TASK PROMPT -
Track down every line below that holds "value" and copy it.

====

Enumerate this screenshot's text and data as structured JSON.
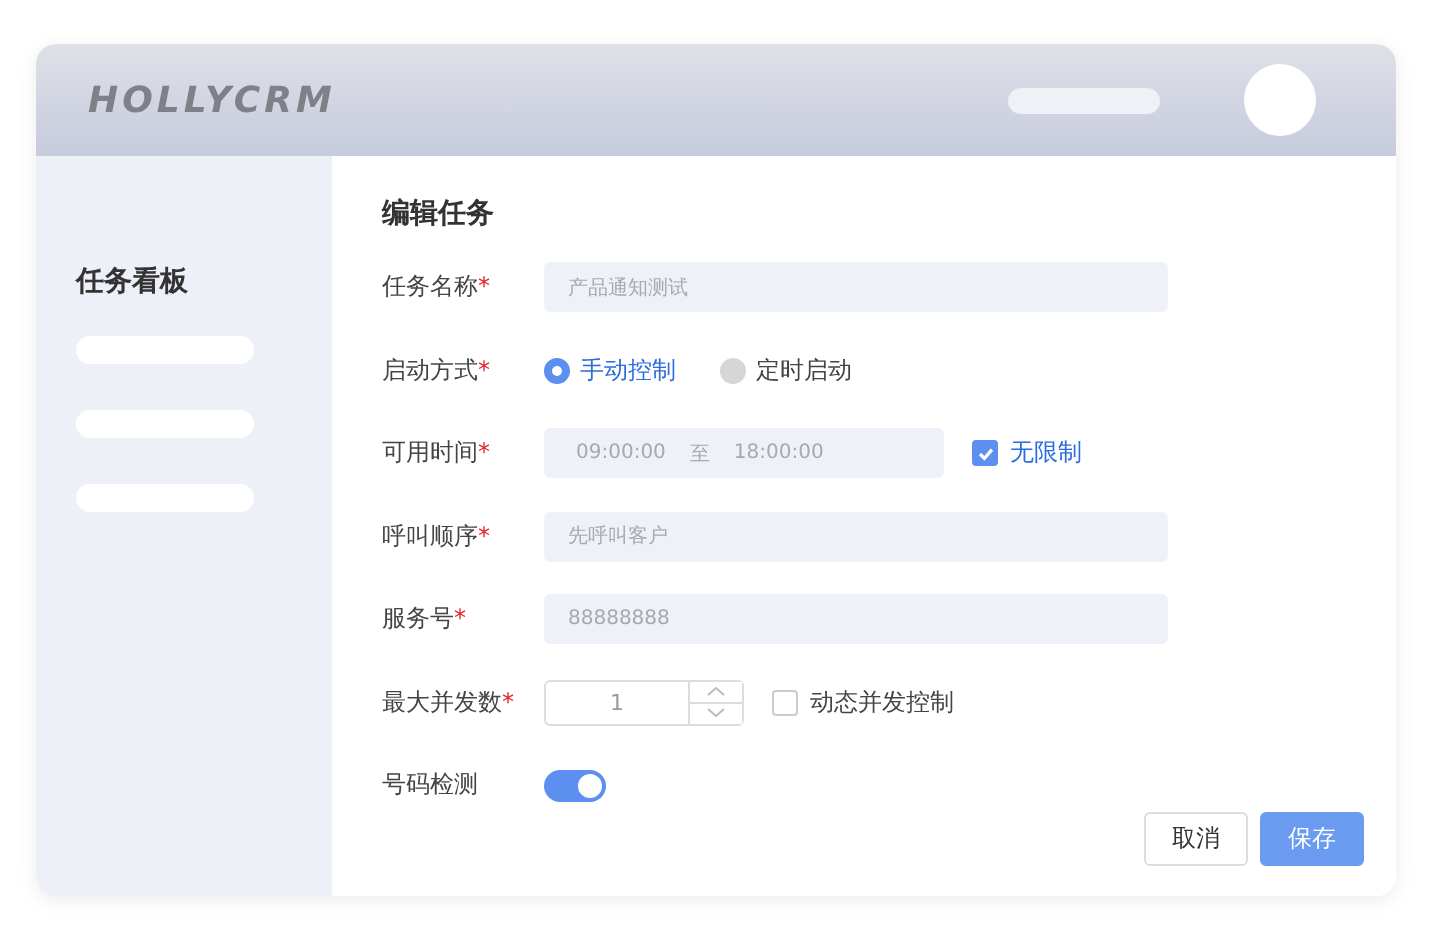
{
  "header": {
    "logo": "HOLLYCRM"
  },
  "sidebar": {
    "title": "任务看板"
  },
  "form": {
    "title": "编辑任务",
    "fields": [
      {
        "kind": "text",
        "label": "任务名称",
        "required_mark": "*",
        "value": "产品通知测试"
      },
      {
        "kind": "radio",
        "label": "启动方式",
        "required_mark": "*",
        "options": [
          {
            "label": "手动控制",
            "selected": true
          },
          {
            "label": "定时启动",
            "selected": false
          }
        ]
      },
      {
        "kind": "timerange",
        "label": "可用时间",
        "required_mark": "*",
        "start": "09:00:00",
        "separator": "至",
        "end": "18:00:00",
        "checkbox": {
          "label": "无限制",
          "checked": true
        }
      },
      {
        "kind": "text",
        "label": "呼叫顺序",
        "required_mark": "*",
        "value": "先呼叫客户"
      },
      {
        "kind": "text",
        "label": "服务号",
        "required_mark": "*",
        "value": "88888888"
      },
      {
        "kind": "number",
        "label": "最大并发数",
        "required_mark": "*",
        "value": "1",
        "checkbox": {
          "label": "动态并发控制",
          "checked": false
        }
      },
      {
        "kind": "switch",
        "label": "号码检测",
        "on": true
      }
    ],
    "buttons": [
      {
        "label": "取消",
        "kind": "default"
      },
      {
        "label": "保存",
        "kind": "primary"
      }
    ]
  }
}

====

SOLUTION TO THIS EXERCISE -
        "value": "产品通知测试"
        "value": "先呼叫客户"
        "value": "88888888"
        "value": "1",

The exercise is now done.